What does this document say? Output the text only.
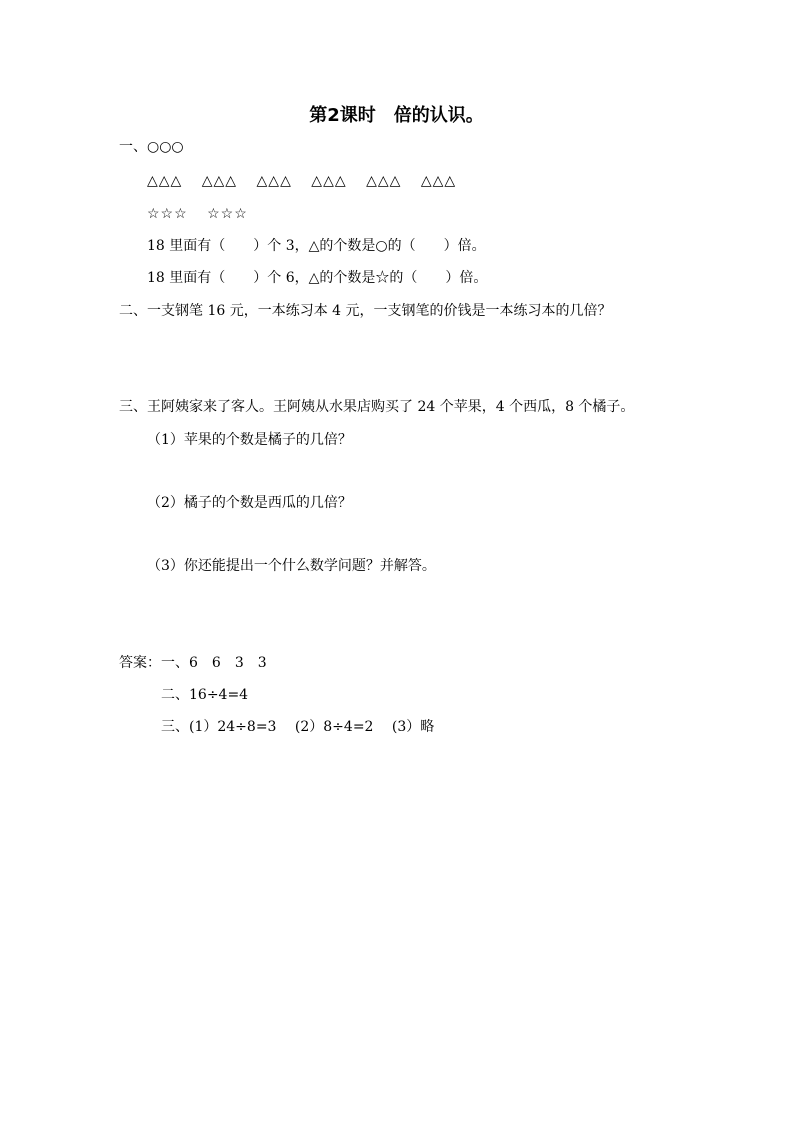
第2课时　倍的认识。
一、○○○
△△△ △△△ △△△ △△△ △△△ △△△
☆☆☆ ☆☆☆
18 里面有（　　）个 3，△的个数是○的（　　）倍。
18 里面有（　　）个 6，△的个数是☆的（　　）倍。
二、一支钢笔 16 元，一本练习本 4 元，一支钢笔的价钱是一本练习本的几倍？
三、王阿姨家来了客人。王阿姨从水果店购买了 24 个苹果，4 个西瓜，8 个橘子。
（1）苹果的个数是橘子的几倍？
（2）橘子的个数是西瓜的几倍？
（3）你还能提出一个什么数学问题？并解答。
答案：一、6　6　3　3
二、16÷4=4
三、(1）24÷8=3　 (2）8÷4=2　 (3）略
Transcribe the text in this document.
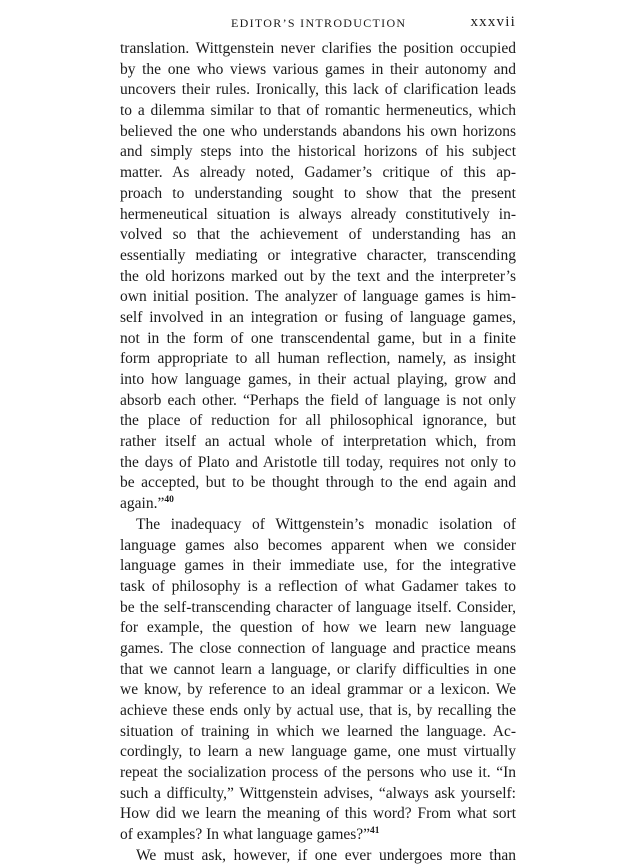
EDITOR’S INTRODUCTION	xxxvii
translation. Wittgenstein never clarifies the position occupied
by the one who views various games in their autonomy and
uncovers their rules. Ironically, this lack of clarification leads
to a dilemma similar to that of romantic hermeneutics, which
believed the one who understands abandons his own horizons
and simply steps into the historical horizons of his subject
matter. As already noted, Gadamer’s critique of this ap-
proach to understanding sought to show that the present
hermeneutical situation is always already constitutively in-
volved so that the achievement of understanding has an
essentially mediating or integrative character, transcending
the old horizons marked out by the text and the interpreter’s
own initial position. The analyzer of language games is him-
self involved in an integration or fusing of language games,
not in the form of one transcendental game, but in a finite
form appropriate to all human reflection, namely, as insight
into how language games, in their actual playing, grow and
absorb each other. “Perhaps the field of language is not only
the place of reduction for all philosophical ignorance, but
rather itself an actual whole of interpretation which, from
the days of Plato and Aristotle till today, requires not only to
be accepted, but to be thought through to the end again and
again.”$^{40}$
The inadequacy of Wittgenstein’s monadic isolation of
language games also becomes apparent when we consider
language games in their immediate use, for the integrative
task of philosophy is a reflection of what Gadamer takes to
be the self-transcending character of language itself. Consider,
for example, the question of how we learn new language
games. The close connection of language and practice means
that we cannot learn a language, or clarify difficulties in one
we know, by reference to an ideal grammar or a lexicon. We
achieve these ends only by actual use, that is, by recalling the
situation of training in which we learned the language. Ac-
cordingly, to learn a new language game, one must virtually
repeat the socialization process of the persons who use it. “In
such a difficulty,” Wittgenstein advises, “always ask yourself:
How did we learn the meaning of this word? From what sort
of examples? In what language games?”$^{41}$
We must ask, however, if one ever undergoes more than
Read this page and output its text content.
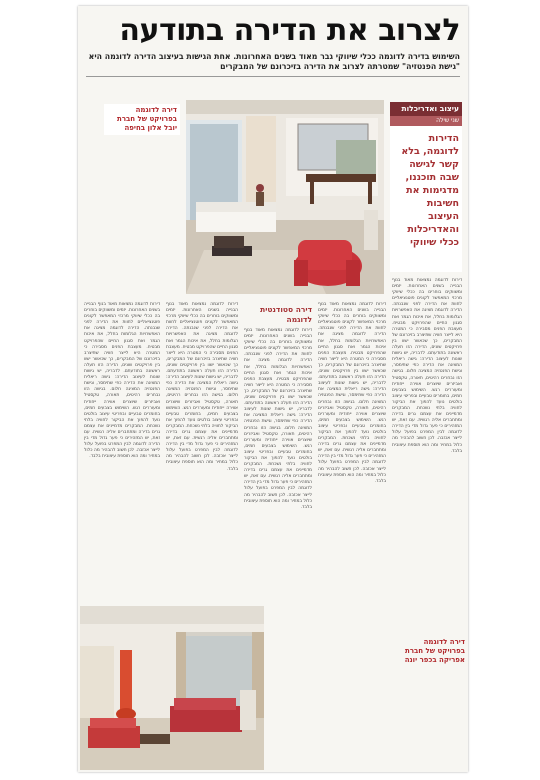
לצרוב את הדירה בתודעה
השימוש בדירה לדוגמה ככלי שיווקי גבר מאוד בשנים האחרונות. אחת הגישות בעיצוב הדירה לדוגמה היא "גישת הפנטזיה" שמטרתה לצרוב את הדירה בזיכרונם של המבקרים
עיצוב ואדריכלות
שני שילה
הדירות לדוגמה, בלא קשר לגישה שבה תוכננו, מדגימות את חשיבות העיצוב והאדריכלות ככלי שיווקי
דירה לדוגמה בפרויקט של חברת יובל אלון בחיפה

דירות לדוגמה נמצאות מאוד בנוף הבנייה בשנים האחרונות. יזמים ומשווקים בוחרים בה ככלי שיווקי מרכזי המאפשר לקונים פוטנציאליים לחוות את הדירה לפני שנבנתה. הדירה לדוגמה מציגה את האפשרויות הגלומות בחלל, את איכות הגמר ואת סגנון החיים שהפרויקט מבטיח. מעצבת הפנים מסבירה כי המטרה היא לייצר חוויה שתיצרב בזיכרונם של המבקרים, כך שכאשר ישוו בין פרויקטים שונים, הדירה הזו תעלה ראשונה בתודעתם. לדבריה, יש גישות שונות לעיצוב הדירה: גישה ריאלית המציגה את הדירה כפי שתימסר, וגישת הפנטזיה המציגה חלום. בגישה הזו נבחרים רהיטים, תאורה, טקסטיל ואביזרים שיוצרים אווירה ייחודית ומעוררים רגש. השימוש בצבעים חמים, בחומרים טבעיים ובפריטי עיצוב בולטים נועד להפוך את הביקור לחוויה בלתי נשכחת. המבקרים מדמיינים את עצמם גרים בדירה ומתחברים אליה רגשית. עם זאת, יש המזהירים כי פער גדול מדי בין הדירה לדוגמה לבין המפרט בפועל עלול לייצר אכזבה. לכן חשוב להבהיר מה כלול במחיר ומה הוא תוספת עיצובית בלבד.

דירות לדוגמה נמצאות מאוד בנוף הבנייה בשנים האחרונות. יזמים ומשווקים בוחרים בה ככלי שיווקי מרכזי המאפשר לקונים פוטנציאליים לחוות את הדירה לפני שנבנתה. הדירה לדוגמה מציגה את האפשרויות הגלומות בחלל, את איכות הגמר ואת סגנון החיים שהפרויקט מבטיח. מעצבת הפנים מסבירה כי המטרה היא לייצר חוויה שתיצרב בזיכרונם של המבקרים, כך שכאשר ישוו בין פרויקטים שונים, הדירה הזו תעלה ראשונה בתודעתם. לדבריה, יש גישות שונות לעיצוב הדירה: גישה ריאלית המציגה את הדירה כפי שתימסר, וגישת הפנטזיה המציגה חלום. בגישה הזו נבחרים רהיטים, תאורה, טקסטיל ואביזרים שיוצרים אווירה ייחודית ומעוררים רגש. השימוש בצבעים חמים, בחומרים טבעיים ובפריטי עיצוב בולטים נועד להפוך את הביקור לחוויה בלתי נשכחת. המבקרים מדמיינים את עצמם גרים בדירה ומתחברים אליה רגשית. עם זאת, יש המזהירים כי פער גדול מדי בין הדירה לדוגמה לבין המפרט בפועל עלול לייצר אכזבה. לכן חשוב להבהיר מה כלול במחיר ומה הוא תוספת עיצובית בלבד.

דירה סטודנטית לדוגמה

דירות לדוגמה נמצאות מאוד בנוף הבנייה בשנים האחרונות. יזמים ומשווקים בוחרים בה ככלי שיווקי מרכזי המאפשר לקונים פוטנציאליים לחוות את הדירה לפני שנבנתה. הדירה לדוגמה מציגה את האפשרויות הגלומות בחלל, את איכות הגמר ואת סגנון החיים שהפרויקט מבטיח. מעצבת הפנים מסבירה כי המטרה היא לייצר חוויה שתיצרב בזיכרונם של המבקרים, כך שכאשר ישוו בין פרויקטים שונים, הדירה הזו תעלה ראשונה בתודעתם. לדבריה, יש גישות שונות לעיצוב הדירה: גישה ריאלית המציגה את הדירה כפי שתימסר, וגישת הפנטזיה המציגה חלום. בגישה הזו נבחרים רהיטים, תאורה, טקסטיל ואביזרים שיוצרים אווירה ייחודית ומעוררים רגש. השימוש בצבעים חמים, בחומרים טבעיים ובפריטי עיצוב בולטים נועד להפוך את הביקור לחוויה בלתי נשכחת. המבקרים מדמיינים את עצמם גרים בדירה ומתחברים אליה רגשית. עם זאת, יש המזהירים כי פער גדול מדי בין הדירה לדוגמה לבין המפרט בפועל עלול לייצר אכזבה. לכן חשוב להבהיר מה כלול במחיר ומה הוא תוספת עיצובית בלבד.

דירות לדוגמה נמצאות מאוד בנוף הבנייה בשנים האחרונות. יזמים ומשווקים בוחרים בה ככלי שיווקי מרכזי המאפשר לקונים פוטנציאליים לחוות את הדירה לפני שנבנתה. הדירה לדוגמה מציגה את האפשרויות הגלומות בחלל, את איכות הגמר ואת סגנון החיים שהפרויקט מבטיח. מעצבת הפנים מסבירה כי המטרה היא לייצר חוויה שתיצרב בזיכרונם של המבקרים, כך שכאשר ישוו בין פרויקטים שונים, הדירה הזו תעלה ראשונה בתודעתם. לדבריה, יש גישות שונות לעיצוב הדירה: גישה ריאלית המציגה את הדירה כפי שתימסר, וגישת הפנטזיה המציגה חלום. בגישה הזו נבחרים רהיטים, תאורה, טקסטיל ואביזרים שיוצרים אווירה ייחודית ומעוררים רגש. השימוש בצבעים חמים, בחומרים טבעיים ובפריטי עיצוב בולטים נועד להפוך את הביקור לחוויה בלתי נשכחת. המבקרים מדמיינים את עצמם גרים בדירה ומתחברים אליה רגשית. עם זאת, יש המזהירים כי פער גדול מדי בין הדירה לדוגמה לבין המפרט בפועל עלול לייצר אכזבה. לכן חשוב להבהיר מה כלול במחיר ומה הוא תוספת עיצובית בלבד.

דירות לדוגמה נמצאות מאוד בנוף הבנייה בשנים האחרונות. יזמים ומשווקים בוחרים בה ככלי שיווקי מרכזי המאפשר לקונים פוטנציאליים לחוות את הדירה לפני שנבנתה. הדירה לדוגמה מציגה את האפשרויות הגלומות בחלל, את איכות הגמר ואת סגנון החיים שהפרויקט מבטיח. מעצבת הפנים מסבירה כי המטרה היא לייצר חוויה שתיצרב בזיכרונם של המבקרים, כך שכאשר ישוו בין פרויקטים שונים, הדירה הזו תעלה ראשונה בתודעתם. לדבריה, יש גישות שונות לעיצוב הדירה: גישה ריאלית המציגה את הדירה כפי שתימסר, וגישת הפנטזיה המציגה חלום. בגישה הזו נבחרים רהיטים, תאורה, טקסטיל ואביזרים שיוצרים אווירה ייחודית ומעוררים רגש. השימוש בצבעים חמים, בחומרים טבעיים ובפריטי עיצוב בולטים נועד להפוך את הביקור לחוויה בלתי נשכחת. המבקרים מדמיינים את עצמם גרים בדירה ומתחברים אליה רגשית. עם זאת, יש המזהירים כי פער גדול מדי בין הדירה לדוגמה לבין המפרט בפועל עלול לייצר אכזבה. לכן חשוב להבהיר מה כלול במחיר ומה הוא תוספת עיצובית בלבד.

דירה לדוגמה בפרויקט של חברת אפריקה בכפר יונה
:::
Copy out every line in the entries above that holds "this".

RESULT
What does this document say? Output the text only.
Transcribe the text in this document.
uncovers their rules. Ironically, this lack of clarification leads
matter. As already noted, Gadamer’s critique of this ap-
How did we learn the meaning of this word? From what sort
Read this page and output its text content.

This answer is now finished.